Start of Data supplied

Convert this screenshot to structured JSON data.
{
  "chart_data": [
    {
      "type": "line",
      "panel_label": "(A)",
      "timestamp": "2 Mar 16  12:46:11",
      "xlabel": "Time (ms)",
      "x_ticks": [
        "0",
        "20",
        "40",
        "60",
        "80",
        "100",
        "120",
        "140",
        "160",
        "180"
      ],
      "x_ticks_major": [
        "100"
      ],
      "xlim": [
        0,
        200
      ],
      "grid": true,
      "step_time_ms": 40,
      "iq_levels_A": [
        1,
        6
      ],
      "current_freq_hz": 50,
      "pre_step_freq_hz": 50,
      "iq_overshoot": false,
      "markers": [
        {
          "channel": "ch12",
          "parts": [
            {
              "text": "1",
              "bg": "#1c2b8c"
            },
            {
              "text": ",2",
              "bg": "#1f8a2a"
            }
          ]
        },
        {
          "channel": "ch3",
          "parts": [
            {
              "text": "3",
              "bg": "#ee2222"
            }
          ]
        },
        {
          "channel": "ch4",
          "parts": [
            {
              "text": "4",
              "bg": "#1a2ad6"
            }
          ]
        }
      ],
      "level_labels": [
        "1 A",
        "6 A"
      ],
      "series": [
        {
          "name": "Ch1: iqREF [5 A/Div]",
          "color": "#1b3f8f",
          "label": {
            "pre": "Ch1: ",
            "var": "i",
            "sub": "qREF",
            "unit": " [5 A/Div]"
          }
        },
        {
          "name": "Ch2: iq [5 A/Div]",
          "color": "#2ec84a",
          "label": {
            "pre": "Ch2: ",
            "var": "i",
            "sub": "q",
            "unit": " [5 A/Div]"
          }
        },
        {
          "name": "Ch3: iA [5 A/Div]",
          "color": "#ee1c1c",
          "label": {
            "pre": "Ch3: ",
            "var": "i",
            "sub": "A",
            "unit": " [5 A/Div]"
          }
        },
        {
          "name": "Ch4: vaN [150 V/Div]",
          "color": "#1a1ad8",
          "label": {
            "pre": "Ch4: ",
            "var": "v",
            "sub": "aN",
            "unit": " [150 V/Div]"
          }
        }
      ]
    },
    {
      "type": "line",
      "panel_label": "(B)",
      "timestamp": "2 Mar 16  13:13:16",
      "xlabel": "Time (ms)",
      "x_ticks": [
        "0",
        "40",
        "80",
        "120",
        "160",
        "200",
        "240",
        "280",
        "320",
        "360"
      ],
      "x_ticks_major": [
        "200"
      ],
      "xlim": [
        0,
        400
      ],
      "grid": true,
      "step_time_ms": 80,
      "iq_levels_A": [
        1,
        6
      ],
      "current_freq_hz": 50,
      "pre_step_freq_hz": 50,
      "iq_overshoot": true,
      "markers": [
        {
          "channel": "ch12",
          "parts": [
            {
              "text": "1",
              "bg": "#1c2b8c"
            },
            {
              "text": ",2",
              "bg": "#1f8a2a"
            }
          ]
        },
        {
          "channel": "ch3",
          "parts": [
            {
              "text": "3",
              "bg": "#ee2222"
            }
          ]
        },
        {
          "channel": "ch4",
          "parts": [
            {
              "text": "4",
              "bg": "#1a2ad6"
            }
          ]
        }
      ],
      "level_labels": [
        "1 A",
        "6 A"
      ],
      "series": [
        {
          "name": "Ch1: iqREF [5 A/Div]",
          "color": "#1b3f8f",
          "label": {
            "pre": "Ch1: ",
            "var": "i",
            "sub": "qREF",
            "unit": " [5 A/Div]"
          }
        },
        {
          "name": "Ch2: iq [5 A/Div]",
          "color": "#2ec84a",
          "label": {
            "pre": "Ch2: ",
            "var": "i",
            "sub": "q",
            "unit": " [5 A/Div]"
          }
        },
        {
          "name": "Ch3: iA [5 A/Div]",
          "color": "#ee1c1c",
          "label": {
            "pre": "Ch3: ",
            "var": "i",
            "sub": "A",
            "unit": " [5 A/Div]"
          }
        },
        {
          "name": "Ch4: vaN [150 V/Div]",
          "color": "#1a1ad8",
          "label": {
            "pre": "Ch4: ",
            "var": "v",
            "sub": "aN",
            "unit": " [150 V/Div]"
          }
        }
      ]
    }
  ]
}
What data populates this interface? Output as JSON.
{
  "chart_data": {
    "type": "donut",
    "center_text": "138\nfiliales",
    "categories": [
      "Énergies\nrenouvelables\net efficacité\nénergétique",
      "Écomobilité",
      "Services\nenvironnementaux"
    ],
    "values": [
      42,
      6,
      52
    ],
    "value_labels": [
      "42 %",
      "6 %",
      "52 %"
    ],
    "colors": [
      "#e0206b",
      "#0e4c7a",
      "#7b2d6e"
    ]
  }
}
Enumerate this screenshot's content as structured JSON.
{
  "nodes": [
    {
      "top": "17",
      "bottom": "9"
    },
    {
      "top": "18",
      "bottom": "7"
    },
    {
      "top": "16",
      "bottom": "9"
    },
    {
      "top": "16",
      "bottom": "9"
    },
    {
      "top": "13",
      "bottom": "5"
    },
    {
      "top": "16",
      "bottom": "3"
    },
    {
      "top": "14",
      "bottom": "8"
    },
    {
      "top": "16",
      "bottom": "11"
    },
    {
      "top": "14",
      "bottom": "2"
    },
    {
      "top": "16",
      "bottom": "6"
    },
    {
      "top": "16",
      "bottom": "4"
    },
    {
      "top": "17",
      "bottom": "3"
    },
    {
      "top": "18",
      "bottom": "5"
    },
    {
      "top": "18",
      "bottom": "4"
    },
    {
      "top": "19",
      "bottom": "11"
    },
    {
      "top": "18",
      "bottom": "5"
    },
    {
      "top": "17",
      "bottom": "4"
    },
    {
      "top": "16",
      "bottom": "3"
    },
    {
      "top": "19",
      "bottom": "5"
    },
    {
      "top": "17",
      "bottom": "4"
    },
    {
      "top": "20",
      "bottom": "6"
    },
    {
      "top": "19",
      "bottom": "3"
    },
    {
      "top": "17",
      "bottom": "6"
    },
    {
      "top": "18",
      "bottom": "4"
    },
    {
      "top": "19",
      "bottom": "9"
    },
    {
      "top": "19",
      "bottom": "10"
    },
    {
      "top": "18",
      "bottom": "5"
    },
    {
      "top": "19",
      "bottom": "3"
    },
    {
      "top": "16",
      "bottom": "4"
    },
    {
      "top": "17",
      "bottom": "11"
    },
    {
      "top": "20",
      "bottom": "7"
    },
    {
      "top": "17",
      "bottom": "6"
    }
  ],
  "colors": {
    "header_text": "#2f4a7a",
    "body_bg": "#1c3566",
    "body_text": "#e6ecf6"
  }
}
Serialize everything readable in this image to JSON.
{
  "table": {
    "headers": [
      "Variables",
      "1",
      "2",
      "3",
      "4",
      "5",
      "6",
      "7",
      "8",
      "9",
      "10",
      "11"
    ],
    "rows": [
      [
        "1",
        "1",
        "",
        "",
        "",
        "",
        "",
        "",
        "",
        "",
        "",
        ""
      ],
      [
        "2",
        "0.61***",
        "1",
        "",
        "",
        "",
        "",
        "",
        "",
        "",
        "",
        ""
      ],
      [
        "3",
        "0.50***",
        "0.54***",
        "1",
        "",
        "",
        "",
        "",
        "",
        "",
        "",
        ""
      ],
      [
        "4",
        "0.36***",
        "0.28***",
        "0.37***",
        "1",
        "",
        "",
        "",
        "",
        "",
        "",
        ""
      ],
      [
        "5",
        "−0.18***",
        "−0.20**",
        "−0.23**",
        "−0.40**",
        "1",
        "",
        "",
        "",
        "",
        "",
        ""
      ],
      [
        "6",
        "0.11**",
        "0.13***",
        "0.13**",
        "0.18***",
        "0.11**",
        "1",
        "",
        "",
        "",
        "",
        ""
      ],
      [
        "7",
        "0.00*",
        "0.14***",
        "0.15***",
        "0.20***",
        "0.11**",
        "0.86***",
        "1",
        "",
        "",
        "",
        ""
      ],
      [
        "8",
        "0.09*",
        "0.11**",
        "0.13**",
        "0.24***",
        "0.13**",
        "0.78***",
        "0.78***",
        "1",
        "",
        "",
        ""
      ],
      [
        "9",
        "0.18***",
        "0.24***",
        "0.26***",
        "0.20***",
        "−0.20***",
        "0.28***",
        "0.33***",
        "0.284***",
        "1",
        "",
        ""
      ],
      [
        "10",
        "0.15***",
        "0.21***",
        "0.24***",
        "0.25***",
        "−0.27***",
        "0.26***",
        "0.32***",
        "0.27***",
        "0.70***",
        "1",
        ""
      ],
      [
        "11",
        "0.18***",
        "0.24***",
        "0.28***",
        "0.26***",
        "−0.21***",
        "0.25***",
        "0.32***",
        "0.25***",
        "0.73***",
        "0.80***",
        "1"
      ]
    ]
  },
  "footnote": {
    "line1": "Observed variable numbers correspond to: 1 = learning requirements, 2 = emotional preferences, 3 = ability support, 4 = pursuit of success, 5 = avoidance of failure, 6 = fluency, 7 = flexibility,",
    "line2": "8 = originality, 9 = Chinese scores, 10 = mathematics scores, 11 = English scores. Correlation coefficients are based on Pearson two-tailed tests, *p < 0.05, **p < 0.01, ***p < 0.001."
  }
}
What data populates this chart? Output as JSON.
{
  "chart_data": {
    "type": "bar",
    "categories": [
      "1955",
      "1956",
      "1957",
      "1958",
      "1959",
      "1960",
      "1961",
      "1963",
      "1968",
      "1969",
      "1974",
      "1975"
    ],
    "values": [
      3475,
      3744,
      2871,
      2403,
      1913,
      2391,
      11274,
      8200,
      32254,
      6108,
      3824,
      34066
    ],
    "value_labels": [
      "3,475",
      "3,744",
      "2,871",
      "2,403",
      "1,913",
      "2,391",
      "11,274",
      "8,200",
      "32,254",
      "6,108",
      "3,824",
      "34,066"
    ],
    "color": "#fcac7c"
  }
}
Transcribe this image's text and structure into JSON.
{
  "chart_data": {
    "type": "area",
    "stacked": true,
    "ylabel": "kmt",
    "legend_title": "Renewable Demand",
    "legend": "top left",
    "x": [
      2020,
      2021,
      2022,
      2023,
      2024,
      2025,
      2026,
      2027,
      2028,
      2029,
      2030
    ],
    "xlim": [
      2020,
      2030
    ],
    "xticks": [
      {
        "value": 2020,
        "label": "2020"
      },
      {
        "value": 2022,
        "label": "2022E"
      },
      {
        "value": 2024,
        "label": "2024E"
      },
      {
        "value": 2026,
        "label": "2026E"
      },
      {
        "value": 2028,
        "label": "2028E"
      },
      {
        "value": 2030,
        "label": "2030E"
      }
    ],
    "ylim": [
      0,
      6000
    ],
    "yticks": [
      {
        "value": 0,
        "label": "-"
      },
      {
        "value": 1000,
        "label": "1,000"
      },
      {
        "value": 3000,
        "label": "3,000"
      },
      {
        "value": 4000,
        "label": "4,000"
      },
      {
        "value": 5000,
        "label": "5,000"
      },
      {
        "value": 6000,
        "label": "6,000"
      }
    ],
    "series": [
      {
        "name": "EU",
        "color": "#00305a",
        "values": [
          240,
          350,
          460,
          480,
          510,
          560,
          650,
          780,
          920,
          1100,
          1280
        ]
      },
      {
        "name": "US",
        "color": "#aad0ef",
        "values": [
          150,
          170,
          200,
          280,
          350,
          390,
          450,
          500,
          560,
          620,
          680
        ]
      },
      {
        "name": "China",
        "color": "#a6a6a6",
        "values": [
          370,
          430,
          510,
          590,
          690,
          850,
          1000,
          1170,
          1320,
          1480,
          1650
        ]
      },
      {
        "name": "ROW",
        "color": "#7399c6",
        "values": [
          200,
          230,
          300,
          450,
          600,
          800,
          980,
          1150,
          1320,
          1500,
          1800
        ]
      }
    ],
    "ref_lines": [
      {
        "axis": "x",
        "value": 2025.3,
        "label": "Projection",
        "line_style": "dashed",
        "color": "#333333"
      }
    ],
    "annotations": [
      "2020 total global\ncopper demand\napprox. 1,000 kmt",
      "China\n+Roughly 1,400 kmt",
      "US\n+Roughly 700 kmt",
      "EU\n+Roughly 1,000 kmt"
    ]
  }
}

End of Data supplied

Count every line in the entries above where the word "type" appears; respond with the number alone.

[Task response]: 5